▸ **Source passage**:
───

# How truecaller gets mobile number details?



## patkim (Feb 24, 2015)

I just explored truecaller online (not the app) and found that out of two numbers that I searched one was correctly reported and the other showed some other name altogether.


How this truecaller actually captures the mobile number details?  I wonder because the other number should ideally have been reported correctly.


----------



## ashs1 (Feb 24, 2015)

I think this is how it works. :  

When you install truecaller, check the permissions sections. The moment you click on "I agree/Install", you allow them to get access to your Phonebook. They then update their database using such phonebook entries.


----------



## Flash (Feb 24, 2015)

When you register to Truecaller (TC), you give your mob# to their database and also your contacts (via permissions ie., EULA).

If you're A, and you have contacts like B, C, D, E - all the mob# of A,B,C,D,E will be stored to TC.
Suppose, B has friends P,Q,R and if he registers - B,P,Q,R will be stored to TC.

Just like Fb, TC will show P,Q,R to A,C,D,E as "Friends you may know", coz B is a friend of A (friends) and A is a friend of C,D,E (friends of friends).


----------



## RCuber (Feb 24, 2015)

the mother of all privacy violations.. I got it uninstalled from my brothers phone


----------



## Anorion (Feb 24, 2015)

crowdsourced
uninstalling app wont remove details, to do that, you have to opt out here
*www.truecaller.com/unlist


----------



## SaiyanGoku (Feb 24, 2015)

^ thanks anorion for the link


----------



## rhitwick (Feb 24, 2015)

You can't escape it and that's the fact.

───

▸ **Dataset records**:
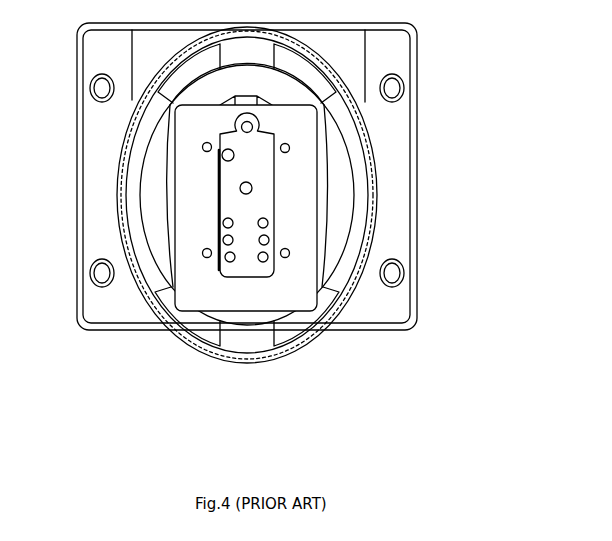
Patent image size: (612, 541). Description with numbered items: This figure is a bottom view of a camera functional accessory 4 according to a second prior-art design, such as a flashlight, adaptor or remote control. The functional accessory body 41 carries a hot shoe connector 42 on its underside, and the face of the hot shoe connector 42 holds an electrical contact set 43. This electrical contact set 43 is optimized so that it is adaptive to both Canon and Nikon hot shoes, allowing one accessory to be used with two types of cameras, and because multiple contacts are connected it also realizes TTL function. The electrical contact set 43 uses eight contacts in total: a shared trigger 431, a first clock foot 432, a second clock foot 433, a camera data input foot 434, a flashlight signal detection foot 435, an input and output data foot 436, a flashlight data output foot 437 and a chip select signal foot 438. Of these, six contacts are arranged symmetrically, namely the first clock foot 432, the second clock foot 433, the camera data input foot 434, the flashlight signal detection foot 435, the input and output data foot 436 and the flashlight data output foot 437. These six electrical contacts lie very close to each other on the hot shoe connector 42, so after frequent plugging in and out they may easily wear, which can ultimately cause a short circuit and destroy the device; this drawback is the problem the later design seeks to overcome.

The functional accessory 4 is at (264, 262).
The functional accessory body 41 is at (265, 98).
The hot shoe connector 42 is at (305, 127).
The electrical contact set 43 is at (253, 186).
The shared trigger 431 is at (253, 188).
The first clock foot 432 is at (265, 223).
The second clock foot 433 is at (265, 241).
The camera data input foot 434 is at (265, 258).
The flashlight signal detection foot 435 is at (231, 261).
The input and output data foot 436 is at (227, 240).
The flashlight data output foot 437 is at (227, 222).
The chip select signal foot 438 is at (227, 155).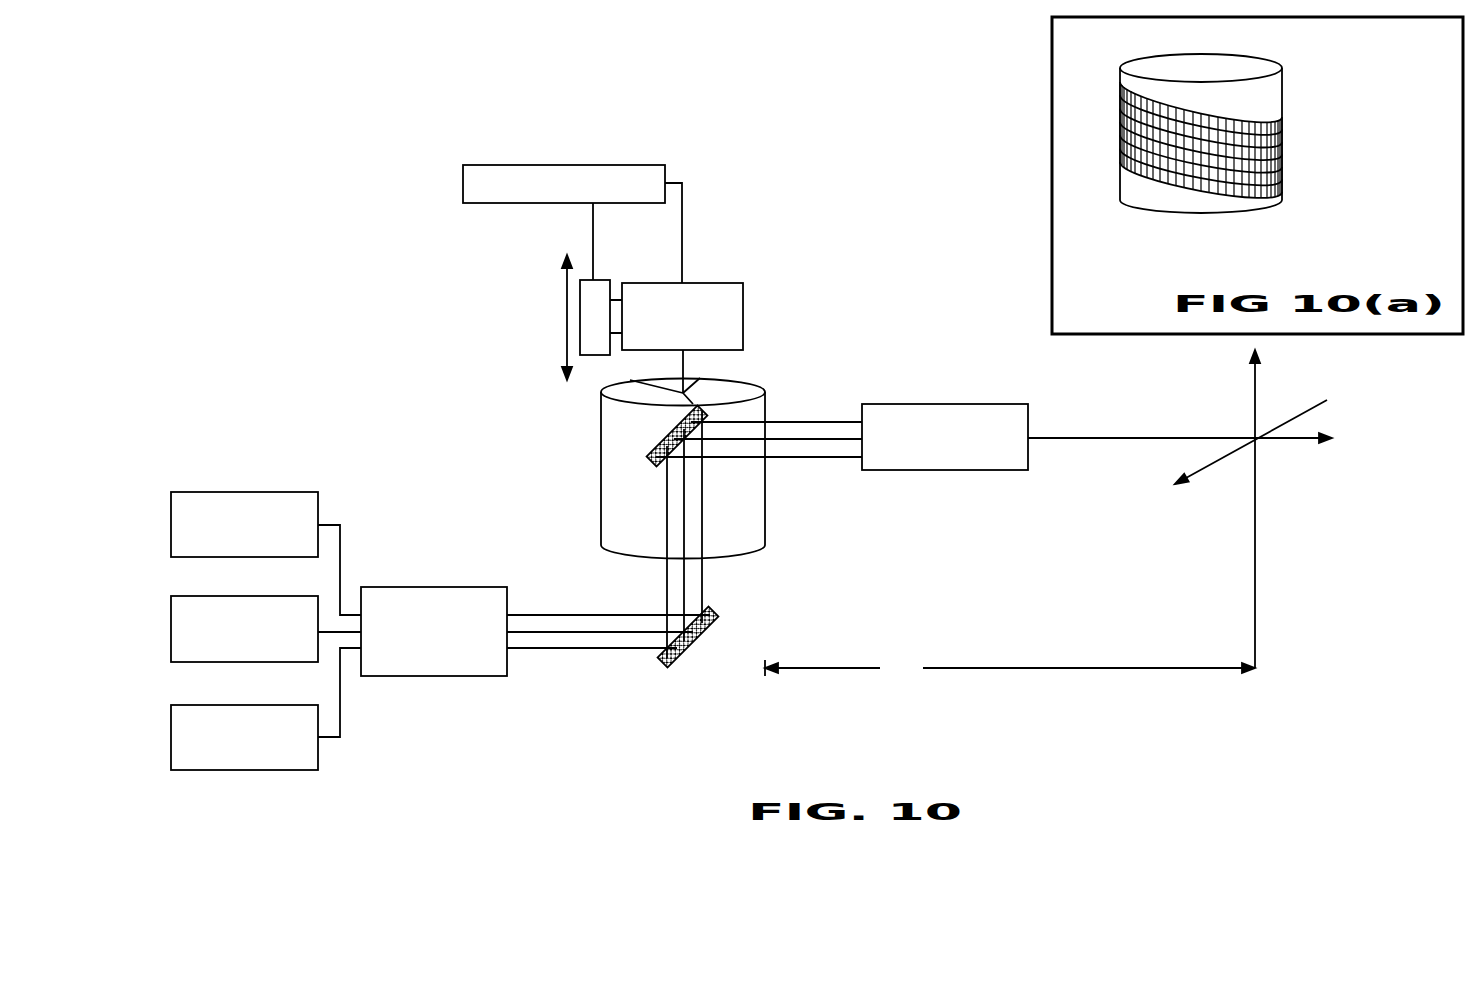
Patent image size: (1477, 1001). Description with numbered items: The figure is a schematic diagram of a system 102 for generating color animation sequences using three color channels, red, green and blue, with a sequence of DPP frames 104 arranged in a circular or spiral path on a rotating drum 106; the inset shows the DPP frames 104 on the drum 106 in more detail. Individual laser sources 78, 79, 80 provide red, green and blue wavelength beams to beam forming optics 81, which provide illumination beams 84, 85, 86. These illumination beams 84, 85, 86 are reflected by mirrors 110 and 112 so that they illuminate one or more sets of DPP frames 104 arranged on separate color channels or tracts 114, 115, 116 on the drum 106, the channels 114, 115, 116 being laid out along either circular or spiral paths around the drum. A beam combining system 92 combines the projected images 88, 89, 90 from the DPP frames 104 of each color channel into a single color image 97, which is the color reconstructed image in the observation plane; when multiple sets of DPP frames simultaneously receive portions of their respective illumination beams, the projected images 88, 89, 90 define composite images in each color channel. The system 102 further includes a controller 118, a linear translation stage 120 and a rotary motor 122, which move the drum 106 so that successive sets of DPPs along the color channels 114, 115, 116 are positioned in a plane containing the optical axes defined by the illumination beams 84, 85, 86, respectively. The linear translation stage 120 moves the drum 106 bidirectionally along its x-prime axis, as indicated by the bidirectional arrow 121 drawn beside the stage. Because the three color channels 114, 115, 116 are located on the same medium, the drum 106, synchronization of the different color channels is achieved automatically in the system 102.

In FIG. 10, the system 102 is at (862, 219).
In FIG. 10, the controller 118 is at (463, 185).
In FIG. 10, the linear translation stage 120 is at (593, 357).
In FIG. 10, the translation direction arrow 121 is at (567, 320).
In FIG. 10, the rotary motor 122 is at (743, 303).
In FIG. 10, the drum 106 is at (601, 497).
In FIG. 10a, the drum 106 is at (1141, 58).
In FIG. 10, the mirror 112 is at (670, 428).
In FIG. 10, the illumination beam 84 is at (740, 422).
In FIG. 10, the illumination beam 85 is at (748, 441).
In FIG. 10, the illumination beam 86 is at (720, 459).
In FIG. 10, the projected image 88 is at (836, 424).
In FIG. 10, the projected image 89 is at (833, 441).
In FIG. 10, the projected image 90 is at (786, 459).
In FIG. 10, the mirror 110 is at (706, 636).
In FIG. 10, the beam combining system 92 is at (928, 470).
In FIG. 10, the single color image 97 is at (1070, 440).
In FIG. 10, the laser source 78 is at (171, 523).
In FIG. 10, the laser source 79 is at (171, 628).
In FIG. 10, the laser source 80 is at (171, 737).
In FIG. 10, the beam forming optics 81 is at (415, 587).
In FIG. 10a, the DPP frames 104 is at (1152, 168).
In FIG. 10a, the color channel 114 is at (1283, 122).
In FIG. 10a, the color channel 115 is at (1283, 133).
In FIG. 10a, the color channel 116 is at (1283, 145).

───

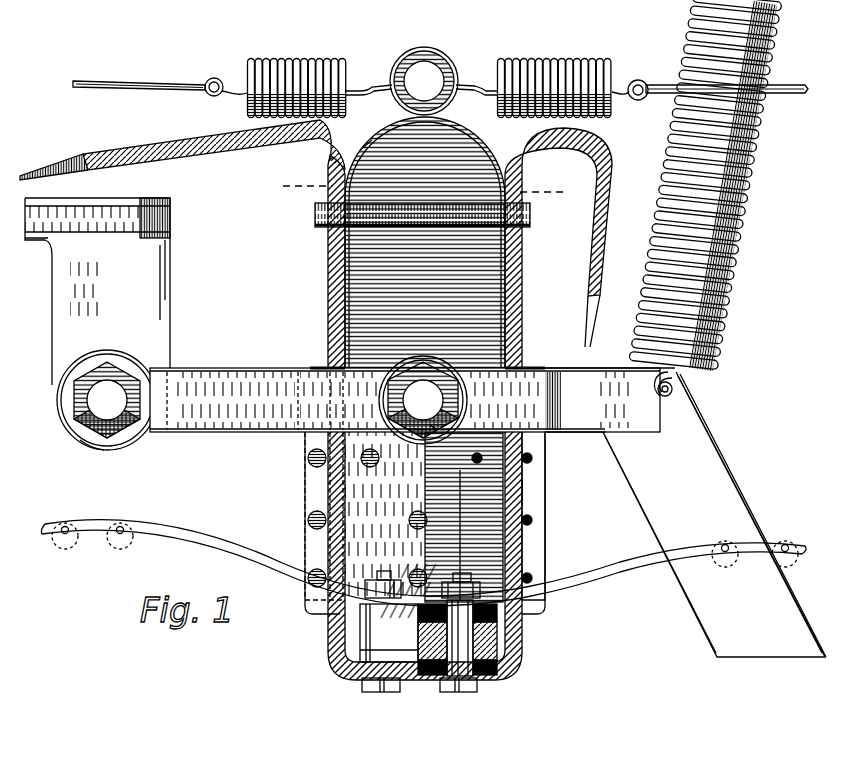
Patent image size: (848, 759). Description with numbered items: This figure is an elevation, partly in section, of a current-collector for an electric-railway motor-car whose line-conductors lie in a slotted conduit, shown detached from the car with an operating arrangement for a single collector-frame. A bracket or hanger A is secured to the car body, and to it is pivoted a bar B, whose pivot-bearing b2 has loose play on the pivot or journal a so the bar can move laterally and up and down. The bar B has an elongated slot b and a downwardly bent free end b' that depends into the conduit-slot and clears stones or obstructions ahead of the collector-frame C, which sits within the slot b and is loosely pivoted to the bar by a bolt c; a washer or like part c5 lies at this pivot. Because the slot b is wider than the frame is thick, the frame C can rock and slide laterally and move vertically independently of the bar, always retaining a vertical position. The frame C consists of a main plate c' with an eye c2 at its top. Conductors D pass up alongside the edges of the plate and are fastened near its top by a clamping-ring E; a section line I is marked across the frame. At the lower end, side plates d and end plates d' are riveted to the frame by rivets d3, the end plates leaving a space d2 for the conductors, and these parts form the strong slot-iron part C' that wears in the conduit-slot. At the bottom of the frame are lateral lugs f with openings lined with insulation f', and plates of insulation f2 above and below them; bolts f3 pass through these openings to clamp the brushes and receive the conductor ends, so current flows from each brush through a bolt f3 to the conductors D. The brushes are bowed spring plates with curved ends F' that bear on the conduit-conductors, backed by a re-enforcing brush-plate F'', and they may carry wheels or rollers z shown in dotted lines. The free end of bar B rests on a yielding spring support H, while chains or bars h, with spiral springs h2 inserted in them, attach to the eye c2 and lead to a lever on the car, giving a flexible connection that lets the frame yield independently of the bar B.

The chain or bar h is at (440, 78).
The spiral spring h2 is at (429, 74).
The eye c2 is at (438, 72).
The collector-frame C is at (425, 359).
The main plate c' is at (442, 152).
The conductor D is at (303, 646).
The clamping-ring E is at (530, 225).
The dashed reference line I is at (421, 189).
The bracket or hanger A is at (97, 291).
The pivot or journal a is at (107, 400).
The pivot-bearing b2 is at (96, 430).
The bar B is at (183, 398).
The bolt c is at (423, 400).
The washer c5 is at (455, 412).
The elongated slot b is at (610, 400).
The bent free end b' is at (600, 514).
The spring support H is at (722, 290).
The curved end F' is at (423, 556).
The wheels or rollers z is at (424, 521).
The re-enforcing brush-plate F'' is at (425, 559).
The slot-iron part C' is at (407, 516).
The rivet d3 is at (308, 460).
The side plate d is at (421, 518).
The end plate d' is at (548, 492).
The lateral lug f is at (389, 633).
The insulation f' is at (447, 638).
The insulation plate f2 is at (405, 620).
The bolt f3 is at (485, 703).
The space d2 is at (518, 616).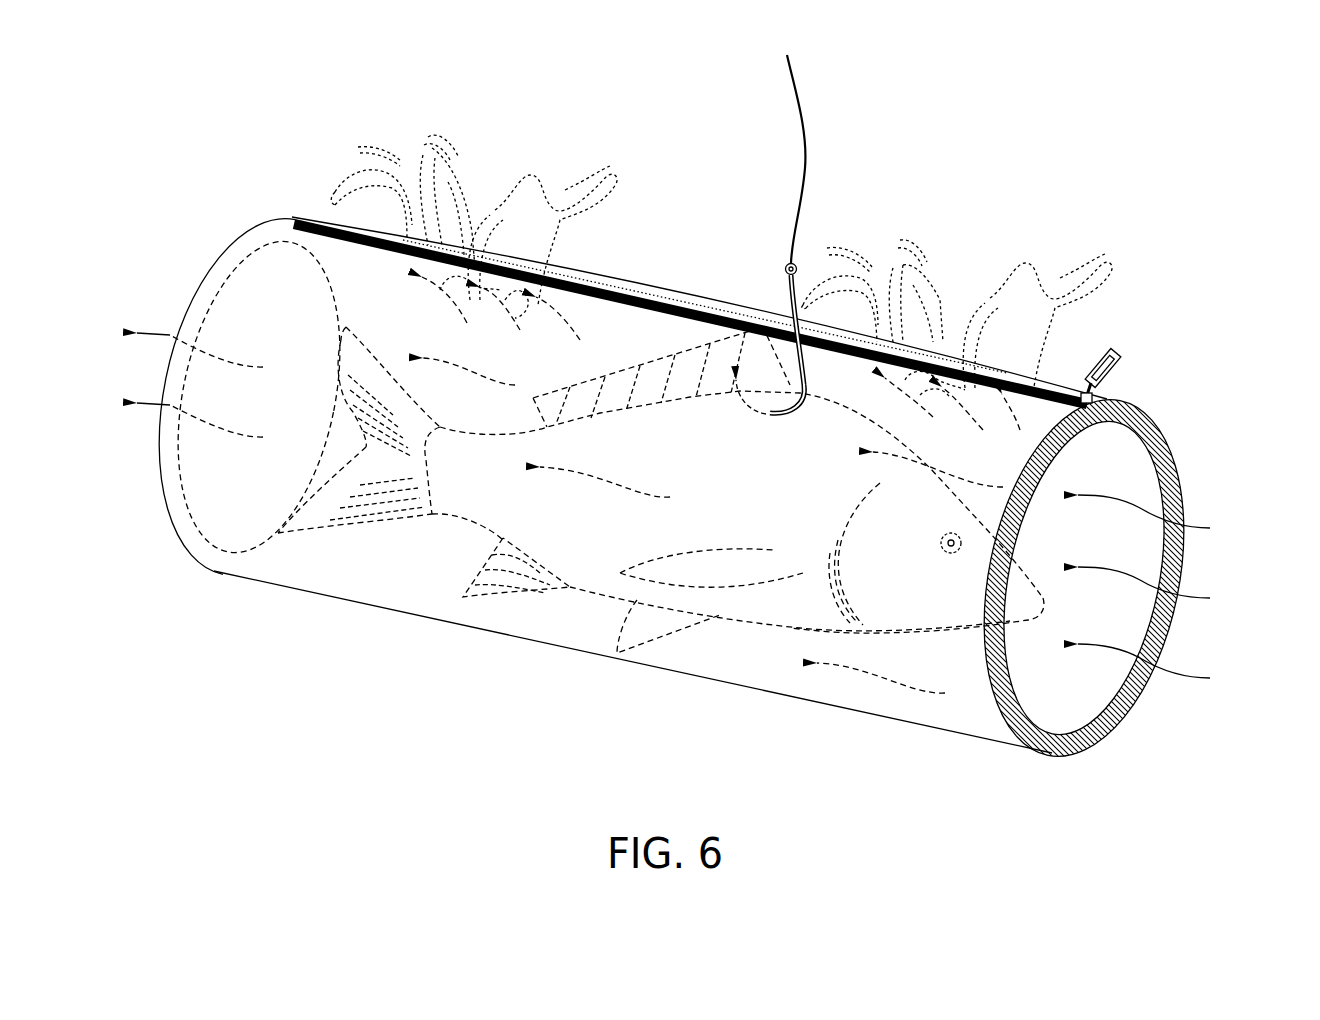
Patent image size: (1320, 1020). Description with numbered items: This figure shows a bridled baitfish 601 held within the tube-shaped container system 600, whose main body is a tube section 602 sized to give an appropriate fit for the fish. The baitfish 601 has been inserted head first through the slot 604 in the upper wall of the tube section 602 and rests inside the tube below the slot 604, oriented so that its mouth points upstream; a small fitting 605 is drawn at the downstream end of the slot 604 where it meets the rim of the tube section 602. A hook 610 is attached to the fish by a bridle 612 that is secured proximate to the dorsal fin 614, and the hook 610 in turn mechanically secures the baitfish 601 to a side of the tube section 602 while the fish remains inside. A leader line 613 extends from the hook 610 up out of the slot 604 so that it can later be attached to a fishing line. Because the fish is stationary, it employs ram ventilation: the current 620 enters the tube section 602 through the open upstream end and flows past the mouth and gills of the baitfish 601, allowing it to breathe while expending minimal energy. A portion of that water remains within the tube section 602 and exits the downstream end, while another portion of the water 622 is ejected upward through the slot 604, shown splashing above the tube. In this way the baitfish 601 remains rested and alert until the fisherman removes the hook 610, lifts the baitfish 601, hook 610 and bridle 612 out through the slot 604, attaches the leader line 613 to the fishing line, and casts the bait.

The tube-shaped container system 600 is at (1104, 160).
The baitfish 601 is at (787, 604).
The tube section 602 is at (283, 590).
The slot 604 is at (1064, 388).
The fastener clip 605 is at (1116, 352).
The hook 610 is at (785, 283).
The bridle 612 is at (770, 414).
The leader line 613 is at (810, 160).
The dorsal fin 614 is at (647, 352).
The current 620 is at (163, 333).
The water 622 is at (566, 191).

───

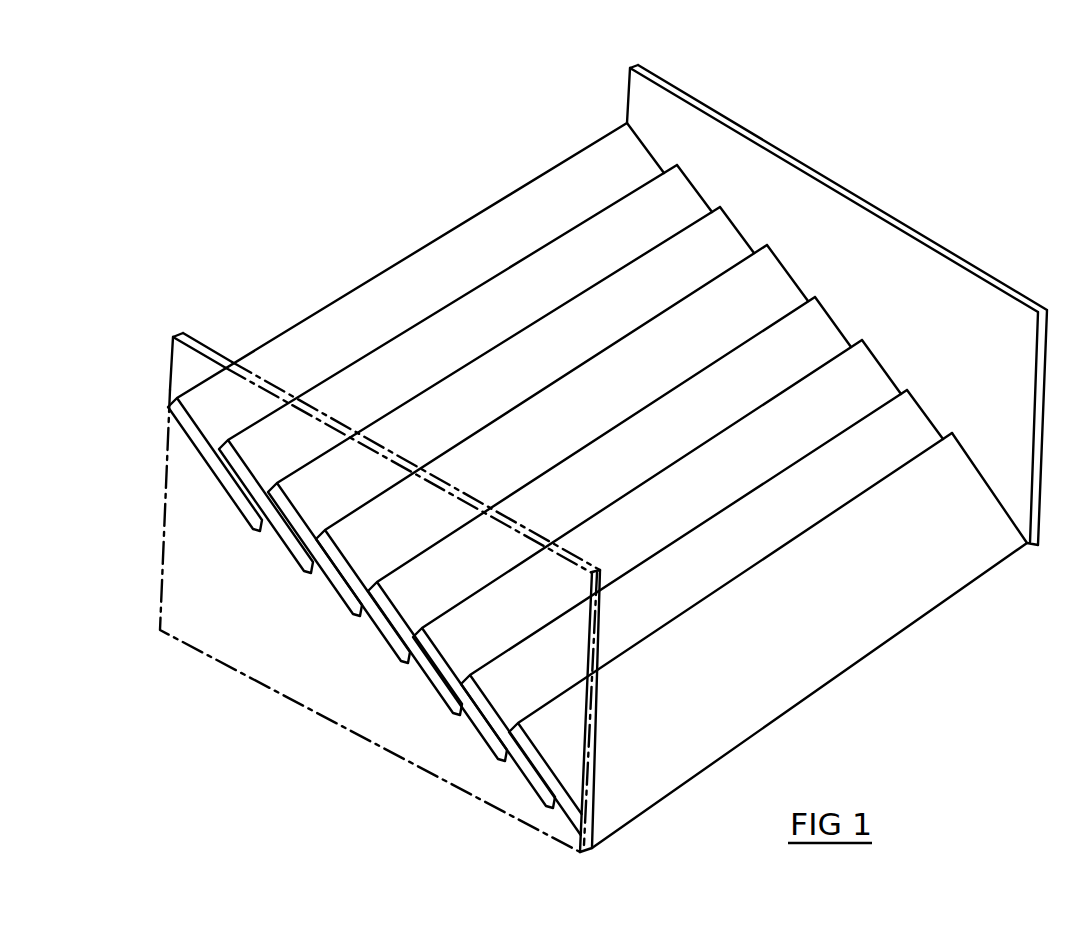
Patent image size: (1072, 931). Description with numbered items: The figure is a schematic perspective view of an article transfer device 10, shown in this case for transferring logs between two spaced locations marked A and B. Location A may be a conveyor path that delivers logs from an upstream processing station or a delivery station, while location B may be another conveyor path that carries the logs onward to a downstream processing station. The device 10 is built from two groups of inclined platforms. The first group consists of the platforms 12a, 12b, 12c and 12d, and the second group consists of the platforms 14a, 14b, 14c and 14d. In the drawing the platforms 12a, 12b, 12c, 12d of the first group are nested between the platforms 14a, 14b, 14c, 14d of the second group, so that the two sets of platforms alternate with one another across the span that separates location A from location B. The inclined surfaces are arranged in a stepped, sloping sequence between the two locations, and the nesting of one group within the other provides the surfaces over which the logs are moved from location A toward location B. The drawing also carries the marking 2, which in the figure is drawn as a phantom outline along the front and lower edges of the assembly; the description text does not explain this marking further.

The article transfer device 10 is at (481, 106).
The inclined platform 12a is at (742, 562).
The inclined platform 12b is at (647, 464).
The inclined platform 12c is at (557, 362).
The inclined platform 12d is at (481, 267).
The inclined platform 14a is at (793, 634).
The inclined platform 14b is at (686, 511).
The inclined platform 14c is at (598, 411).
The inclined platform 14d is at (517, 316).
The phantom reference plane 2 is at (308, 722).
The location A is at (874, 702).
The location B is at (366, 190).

───

▸ **Request A**: In the Truecaller thread, explain why Truecaller would show P, Q and R to A, C, D and E in Flash's example.
▸ **Request B**: Duplicate the stretch of the Truecaller thread from "When you install" through "A,B,C,D,E will be stored to TC.".

▸ **Right answer A**: B, who has P, Q and R as contacts, is a friend of A, so those are A's friends. A is in turn a friend of C, D and E, which makes P, Q and R friends of friends to them.

▸ **Right answer B**:
When you install truecaller, check the permissions sections. The moment you click on "I agree/Install", you allow them to get access to your Phonebook. They then update their database using such phonebook entries.


----------



## Flash (Feb 24, 2015)

When you register to Truecaller (TC), you give your mob# to their database and also your contacts (via permissions ie., EULA).

If you're A, and you have contacts like B, C, D, E - all the mob# of A,B,C,D,E will be stored to TC.